_PROBLEM DETAILS_
Gather every line in the records below that contains the word "values".

* Start *

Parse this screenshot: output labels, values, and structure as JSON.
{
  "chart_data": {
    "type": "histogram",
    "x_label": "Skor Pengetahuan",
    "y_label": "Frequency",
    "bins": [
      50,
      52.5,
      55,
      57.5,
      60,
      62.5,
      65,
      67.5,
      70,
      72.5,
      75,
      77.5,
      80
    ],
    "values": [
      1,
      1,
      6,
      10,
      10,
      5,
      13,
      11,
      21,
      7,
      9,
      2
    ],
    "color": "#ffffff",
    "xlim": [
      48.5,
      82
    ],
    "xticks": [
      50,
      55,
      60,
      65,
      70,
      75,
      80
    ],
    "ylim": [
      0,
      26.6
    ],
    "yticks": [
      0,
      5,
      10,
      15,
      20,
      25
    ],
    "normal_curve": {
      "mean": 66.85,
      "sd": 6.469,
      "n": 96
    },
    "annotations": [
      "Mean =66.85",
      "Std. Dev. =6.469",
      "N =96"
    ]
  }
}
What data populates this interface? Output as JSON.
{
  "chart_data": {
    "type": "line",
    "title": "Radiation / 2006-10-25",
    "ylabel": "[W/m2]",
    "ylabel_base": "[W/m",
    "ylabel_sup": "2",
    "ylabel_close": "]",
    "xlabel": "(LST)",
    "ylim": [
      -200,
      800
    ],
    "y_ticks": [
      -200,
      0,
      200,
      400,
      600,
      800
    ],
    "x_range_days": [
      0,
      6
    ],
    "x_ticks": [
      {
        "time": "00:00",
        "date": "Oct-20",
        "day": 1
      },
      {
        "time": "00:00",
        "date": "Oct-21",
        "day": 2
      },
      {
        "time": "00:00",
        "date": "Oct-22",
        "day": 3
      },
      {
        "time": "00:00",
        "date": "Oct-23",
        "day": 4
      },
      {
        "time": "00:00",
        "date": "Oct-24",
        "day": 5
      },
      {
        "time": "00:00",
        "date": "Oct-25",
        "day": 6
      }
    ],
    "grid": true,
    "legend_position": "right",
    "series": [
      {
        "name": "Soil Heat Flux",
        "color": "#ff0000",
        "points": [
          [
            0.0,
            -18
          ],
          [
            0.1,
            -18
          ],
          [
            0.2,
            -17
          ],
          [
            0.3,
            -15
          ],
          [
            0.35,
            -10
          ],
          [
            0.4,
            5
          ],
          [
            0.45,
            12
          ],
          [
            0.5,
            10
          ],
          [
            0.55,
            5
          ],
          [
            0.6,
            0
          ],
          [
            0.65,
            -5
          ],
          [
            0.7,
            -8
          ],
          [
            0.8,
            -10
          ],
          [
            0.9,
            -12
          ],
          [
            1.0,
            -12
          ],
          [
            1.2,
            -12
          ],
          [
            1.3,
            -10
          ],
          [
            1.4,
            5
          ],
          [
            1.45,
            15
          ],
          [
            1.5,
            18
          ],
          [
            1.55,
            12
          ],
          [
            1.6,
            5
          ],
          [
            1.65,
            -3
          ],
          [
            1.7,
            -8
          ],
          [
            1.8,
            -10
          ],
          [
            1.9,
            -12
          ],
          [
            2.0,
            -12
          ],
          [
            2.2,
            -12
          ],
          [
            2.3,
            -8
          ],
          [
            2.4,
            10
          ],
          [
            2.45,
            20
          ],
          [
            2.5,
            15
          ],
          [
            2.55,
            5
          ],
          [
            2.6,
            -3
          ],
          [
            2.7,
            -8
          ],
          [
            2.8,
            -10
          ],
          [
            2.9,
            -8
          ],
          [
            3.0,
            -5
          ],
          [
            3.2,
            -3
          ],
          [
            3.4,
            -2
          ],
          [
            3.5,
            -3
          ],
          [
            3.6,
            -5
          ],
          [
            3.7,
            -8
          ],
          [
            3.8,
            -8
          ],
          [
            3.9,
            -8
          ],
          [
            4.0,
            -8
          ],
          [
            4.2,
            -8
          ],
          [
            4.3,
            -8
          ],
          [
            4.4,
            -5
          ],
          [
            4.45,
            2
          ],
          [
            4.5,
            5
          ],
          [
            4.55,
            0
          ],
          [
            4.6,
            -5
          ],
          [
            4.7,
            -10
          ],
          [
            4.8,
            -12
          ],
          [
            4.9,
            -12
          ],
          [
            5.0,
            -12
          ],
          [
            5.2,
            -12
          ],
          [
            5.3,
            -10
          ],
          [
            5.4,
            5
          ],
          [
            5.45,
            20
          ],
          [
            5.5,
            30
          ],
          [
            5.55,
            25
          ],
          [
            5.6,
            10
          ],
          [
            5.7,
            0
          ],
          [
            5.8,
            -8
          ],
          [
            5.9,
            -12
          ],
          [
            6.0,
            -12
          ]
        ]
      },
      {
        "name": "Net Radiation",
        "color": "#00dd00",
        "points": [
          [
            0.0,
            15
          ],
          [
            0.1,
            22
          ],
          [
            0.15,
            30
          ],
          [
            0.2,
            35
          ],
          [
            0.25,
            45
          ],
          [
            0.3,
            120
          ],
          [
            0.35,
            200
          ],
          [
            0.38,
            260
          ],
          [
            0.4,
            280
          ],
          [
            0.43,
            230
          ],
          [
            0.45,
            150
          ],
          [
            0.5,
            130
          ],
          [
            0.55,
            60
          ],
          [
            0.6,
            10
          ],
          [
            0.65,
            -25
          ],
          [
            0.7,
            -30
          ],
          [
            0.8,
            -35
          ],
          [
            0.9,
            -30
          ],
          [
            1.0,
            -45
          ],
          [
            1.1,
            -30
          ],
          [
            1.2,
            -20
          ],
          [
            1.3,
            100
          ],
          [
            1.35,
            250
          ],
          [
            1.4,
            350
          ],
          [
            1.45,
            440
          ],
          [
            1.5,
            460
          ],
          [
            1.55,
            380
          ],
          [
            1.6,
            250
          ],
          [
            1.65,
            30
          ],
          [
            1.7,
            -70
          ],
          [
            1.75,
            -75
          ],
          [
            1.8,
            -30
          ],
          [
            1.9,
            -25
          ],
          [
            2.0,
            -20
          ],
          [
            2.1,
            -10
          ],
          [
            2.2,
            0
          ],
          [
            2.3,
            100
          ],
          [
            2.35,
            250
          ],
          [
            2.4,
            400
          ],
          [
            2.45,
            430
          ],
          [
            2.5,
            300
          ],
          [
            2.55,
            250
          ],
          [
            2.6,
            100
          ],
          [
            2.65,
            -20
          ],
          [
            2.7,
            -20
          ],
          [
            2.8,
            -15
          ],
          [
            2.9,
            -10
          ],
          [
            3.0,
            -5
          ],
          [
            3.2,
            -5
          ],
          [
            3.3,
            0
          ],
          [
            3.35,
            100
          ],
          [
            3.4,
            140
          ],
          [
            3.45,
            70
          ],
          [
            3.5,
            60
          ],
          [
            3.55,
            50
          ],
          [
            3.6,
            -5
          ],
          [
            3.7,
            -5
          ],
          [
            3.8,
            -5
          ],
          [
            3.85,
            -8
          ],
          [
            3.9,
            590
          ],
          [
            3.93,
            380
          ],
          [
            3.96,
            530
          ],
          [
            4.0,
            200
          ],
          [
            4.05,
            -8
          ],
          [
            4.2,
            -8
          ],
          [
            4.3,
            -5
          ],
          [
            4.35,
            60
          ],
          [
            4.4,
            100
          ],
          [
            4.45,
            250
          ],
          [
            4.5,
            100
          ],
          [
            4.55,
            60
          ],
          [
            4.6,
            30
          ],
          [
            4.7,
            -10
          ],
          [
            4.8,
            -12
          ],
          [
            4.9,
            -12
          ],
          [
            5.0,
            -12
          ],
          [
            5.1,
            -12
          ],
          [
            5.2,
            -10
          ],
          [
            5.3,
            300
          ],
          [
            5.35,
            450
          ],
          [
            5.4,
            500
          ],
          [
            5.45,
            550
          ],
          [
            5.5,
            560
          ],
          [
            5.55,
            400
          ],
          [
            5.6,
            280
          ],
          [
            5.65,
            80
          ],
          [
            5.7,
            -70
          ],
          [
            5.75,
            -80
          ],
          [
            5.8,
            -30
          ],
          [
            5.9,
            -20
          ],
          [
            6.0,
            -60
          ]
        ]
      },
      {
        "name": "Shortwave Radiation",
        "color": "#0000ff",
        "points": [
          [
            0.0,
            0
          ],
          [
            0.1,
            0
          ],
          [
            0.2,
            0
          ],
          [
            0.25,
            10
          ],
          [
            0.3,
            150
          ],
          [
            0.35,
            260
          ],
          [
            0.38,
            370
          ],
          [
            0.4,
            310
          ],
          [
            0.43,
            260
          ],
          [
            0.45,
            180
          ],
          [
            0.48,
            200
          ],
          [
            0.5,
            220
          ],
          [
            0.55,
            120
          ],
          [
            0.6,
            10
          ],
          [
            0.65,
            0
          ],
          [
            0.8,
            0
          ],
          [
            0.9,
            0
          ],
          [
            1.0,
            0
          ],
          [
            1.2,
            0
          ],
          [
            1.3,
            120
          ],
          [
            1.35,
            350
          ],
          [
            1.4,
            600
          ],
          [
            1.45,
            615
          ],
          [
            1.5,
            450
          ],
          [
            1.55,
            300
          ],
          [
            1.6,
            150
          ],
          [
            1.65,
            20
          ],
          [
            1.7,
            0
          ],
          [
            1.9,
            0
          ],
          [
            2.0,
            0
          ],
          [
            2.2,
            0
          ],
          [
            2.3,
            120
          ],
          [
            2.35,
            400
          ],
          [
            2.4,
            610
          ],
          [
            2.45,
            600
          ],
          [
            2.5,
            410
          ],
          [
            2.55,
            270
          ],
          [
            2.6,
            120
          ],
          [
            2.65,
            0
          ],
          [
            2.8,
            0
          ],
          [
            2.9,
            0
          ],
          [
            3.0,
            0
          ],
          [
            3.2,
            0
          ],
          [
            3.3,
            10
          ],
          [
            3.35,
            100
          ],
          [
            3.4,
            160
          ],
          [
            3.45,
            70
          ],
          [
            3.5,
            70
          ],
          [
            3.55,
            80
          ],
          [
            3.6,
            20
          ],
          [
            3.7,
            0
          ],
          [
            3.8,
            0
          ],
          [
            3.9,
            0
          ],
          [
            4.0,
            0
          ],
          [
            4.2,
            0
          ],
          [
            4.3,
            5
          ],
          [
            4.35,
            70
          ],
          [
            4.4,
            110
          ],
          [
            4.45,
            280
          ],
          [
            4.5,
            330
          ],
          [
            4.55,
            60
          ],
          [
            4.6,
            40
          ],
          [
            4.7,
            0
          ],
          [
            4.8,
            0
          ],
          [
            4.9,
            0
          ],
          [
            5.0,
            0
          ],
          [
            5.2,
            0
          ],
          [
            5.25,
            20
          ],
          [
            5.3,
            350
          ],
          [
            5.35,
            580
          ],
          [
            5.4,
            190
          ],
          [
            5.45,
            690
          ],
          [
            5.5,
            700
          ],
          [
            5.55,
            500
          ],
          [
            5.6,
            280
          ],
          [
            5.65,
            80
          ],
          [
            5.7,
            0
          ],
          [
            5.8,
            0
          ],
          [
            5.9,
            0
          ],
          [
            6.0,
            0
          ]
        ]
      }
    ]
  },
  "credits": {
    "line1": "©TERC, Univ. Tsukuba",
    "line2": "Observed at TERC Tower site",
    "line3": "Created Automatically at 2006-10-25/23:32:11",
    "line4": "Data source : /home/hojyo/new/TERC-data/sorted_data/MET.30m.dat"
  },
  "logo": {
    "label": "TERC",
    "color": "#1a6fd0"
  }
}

* End *

_ANSWER IN FULL_
Parse this screenshot: output labels, values, and structure as JSON.
    "values": [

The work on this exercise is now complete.